* Begin Input *

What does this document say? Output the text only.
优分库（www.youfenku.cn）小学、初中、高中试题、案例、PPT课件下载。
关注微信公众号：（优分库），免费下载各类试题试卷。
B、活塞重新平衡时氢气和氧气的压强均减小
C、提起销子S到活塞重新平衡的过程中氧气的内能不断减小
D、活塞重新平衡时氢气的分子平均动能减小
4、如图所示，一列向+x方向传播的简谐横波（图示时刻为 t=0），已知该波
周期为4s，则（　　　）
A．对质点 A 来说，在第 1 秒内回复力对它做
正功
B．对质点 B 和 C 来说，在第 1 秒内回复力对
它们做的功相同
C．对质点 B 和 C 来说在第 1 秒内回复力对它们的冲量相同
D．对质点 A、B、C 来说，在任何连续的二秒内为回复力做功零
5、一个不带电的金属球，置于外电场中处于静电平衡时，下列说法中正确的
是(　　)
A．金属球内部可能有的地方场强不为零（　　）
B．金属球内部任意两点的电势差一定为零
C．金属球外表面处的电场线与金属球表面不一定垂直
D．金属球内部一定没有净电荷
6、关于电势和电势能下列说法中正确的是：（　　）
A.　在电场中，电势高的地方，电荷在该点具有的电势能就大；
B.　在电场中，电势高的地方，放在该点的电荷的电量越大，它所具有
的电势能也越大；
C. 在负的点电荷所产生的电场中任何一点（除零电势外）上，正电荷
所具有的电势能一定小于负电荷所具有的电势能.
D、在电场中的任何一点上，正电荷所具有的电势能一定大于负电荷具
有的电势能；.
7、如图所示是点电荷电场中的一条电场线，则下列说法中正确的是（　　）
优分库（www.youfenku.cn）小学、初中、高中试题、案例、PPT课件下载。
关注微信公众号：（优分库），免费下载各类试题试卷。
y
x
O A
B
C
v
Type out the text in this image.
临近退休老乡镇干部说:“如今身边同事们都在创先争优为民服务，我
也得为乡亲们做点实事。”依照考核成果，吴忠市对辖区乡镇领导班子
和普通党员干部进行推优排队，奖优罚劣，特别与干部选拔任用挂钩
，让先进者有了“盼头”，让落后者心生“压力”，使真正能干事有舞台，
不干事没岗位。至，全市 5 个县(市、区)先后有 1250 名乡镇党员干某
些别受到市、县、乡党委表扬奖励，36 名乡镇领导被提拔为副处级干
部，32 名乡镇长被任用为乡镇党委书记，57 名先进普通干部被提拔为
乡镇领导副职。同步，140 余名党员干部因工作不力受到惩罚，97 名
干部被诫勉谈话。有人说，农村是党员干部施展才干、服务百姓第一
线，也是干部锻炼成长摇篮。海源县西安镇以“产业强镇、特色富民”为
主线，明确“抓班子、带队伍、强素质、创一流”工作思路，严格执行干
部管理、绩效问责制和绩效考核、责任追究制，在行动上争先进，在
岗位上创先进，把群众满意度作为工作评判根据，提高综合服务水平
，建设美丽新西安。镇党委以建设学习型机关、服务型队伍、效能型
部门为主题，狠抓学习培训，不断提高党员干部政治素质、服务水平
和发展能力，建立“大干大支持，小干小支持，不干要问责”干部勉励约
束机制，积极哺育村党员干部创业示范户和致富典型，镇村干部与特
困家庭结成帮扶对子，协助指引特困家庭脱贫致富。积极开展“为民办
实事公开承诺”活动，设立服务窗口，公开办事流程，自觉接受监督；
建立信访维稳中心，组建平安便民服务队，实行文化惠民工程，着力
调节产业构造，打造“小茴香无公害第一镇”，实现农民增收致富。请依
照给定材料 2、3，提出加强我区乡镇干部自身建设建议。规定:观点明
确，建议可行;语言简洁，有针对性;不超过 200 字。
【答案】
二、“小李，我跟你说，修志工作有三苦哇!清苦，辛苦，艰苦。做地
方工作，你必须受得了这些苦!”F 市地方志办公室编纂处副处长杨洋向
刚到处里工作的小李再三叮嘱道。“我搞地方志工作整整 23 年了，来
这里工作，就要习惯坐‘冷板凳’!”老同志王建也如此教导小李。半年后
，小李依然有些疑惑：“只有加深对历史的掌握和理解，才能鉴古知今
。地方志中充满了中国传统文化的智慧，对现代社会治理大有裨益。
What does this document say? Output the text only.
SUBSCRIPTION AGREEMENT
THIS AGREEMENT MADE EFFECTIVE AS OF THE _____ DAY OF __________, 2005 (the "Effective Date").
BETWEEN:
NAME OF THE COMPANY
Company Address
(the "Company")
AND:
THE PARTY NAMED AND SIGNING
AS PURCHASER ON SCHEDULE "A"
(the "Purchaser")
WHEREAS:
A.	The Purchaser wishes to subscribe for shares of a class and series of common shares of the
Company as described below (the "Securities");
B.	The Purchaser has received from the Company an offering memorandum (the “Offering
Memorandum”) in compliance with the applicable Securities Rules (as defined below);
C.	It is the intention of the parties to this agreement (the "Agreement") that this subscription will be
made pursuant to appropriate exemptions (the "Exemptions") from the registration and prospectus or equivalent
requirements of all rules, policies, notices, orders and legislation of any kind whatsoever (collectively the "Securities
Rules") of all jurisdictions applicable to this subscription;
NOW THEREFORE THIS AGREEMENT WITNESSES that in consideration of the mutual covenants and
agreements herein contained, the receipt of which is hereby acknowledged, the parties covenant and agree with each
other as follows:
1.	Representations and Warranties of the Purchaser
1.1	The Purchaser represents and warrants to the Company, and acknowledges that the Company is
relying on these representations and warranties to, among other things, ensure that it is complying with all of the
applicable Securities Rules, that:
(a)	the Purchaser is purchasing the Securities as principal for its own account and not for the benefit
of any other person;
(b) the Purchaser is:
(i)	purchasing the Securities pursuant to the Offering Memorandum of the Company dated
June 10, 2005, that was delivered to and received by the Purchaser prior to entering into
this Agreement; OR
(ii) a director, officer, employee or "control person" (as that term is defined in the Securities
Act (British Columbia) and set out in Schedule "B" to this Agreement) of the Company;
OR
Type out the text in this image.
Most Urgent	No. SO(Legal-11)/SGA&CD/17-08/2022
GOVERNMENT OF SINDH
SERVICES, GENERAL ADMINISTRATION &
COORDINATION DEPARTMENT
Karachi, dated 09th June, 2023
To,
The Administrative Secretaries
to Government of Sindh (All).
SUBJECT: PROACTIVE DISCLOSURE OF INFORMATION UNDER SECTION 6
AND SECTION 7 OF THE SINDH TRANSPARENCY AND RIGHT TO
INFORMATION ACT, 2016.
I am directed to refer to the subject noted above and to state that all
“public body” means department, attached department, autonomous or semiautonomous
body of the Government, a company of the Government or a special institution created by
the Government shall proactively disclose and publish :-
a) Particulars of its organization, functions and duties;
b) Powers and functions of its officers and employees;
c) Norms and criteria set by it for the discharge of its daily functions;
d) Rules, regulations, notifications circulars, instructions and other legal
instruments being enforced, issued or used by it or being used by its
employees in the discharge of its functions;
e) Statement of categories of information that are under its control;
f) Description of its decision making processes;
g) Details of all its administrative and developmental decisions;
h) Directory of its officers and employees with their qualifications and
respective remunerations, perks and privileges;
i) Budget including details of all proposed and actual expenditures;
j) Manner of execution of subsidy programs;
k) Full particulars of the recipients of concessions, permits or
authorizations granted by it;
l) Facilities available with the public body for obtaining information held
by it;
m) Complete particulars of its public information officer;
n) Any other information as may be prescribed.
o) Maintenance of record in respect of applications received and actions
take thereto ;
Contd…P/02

* End Input *

# Objective
How many lines of the records contain the string "below"? Respond with the number alone.

# Task solution
2